··· Data shown ···
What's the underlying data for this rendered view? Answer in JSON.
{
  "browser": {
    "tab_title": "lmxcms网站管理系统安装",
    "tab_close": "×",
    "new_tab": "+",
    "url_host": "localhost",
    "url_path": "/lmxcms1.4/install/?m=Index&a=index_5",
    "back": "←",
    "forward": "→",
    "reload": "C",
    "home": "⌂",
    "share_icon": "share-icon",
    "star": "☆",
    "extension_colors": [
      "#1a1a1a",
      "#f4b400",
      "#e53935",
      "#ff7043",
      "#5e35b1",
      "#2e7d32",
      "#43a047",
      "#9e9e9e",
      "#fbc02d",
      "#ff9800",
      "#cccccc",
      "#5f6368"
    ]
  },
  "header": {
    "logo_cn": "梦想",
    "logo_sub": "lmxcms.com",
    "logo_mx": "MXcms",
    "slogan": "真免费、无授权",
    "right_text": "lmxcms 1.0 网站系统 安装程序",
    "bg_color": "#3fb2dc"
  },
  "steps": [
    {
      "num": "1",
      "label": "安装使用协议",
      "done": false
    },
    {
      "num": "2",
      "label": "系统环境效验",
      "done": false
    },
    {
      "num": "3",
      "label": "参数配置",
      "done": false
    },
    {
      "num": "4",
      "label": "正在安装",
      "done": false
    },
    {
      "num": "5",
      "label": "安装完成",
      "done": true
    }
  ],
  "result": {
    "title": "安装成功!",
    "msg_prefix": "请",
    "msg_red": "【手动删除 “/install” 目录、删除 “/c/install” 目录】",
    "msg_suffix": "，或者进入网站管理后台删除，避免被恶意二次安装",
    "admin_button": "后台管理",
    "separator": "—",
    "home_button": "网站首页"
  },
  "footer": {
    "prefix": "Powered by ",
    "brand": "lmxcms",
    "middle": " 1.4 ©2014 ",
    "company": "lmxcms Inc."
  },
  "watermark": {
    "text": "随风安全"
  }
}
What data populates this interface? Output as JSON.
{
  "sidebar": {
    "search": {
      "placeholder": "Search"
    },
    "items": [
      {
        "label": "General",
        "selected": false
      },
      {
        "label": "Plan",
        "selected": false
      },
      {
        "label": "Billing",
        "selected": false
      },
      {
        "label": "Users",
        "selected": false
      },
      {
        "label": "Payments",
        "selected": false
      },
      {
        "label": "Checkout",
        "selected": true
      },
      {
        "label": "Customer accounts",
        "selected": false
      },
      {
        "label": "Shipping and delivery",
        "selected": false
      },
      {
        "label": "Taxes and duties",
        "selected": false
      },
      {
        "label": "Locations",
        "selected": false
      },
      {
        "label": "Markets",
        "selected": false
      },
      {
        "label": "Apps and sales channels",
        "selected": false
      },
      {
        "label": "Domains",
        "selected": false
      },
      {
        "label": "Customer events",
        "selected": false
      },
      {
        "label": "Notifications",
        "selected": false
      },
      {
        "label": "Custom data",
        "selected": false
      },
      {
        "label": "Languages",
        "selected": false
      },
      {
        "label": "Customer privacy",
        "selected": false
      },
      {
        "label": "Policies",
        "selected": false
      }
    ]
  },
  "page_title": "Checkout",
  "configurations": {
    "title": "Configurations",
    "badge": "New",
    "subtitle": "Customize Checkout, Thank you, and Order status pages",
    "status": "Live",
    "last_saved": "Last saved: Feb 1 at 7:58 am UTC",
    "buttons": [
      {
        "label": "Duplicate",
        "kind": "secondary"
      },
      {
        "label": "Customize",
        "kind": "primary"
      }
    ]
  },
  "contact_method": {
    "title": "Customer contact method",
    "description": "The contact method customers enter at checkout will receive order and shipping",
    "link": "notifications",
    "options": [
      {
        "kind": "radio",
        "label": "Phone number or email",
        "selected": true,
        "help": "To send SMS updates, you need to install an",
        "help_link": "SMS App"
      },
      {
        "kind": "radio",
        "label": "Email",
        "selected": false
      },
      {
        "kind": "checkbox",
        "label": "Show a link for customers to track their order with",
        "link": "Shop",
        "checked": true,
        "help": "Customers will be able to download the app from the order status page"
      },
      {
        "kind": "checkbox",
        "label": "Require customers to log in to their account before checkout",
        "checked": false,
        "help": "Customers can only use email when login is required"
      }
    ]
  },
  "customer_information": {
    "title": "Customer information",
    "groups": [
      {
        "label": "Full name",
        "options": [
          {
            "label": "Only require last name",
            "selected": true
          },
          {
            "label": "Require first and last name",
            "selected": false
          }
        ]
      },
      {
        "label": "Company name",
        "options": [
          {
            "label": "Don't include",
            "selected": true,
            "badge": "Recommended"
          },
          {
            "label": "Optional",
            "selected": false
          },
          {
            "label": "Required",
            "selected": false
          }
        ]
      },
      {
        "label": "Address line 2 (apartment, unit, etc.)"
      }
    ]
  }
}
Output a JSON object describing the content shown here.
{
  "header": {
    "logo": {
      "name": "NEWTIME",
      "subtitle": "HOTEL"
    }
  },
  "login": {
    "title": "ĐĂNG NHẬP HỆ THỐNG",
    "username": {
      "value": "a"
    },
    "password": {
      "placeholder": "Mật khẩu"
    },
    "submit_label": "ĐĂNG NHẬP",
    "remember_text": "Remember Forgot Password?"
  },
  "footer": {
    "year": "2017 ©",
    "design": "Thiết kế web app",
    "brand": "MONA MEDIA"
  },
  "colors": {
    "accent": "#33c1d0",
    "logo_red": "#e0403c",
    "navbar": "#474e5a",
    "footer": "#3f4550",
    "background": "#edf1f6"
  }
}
···
··· Data shown ···
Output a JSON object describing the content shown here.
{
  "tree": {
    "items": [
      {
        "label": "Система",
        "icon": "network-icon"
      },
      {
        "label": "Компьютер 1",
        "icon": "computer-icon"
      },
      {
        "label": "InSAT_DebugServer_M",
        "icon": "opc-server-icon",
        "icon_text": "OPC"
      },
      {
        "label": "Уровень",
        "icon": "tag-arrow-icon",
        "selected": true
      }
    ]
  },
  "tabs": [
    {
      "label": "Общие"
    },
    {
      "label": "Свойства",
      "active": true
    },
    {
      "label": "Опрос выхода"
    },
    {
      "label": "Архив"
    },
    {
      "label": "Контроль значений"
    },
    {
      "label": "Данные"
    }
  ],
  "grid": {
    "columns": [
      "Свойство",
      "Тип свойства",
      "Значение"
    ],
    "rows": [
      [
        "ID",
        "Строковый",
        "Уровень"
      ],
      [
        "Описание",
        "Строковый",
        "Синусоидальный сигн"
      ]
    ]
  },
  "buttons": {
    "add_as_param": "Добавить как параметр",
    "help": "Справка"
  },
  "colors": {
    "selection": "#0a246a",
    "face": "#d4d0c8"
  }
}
···
Filter the entries down to the lines with the word "will" in them.

◆ The output:
    "description": "The contact method customers enter at checkout will receive order and shipping",
        "help": "Customers will be able to download the app from the order status page"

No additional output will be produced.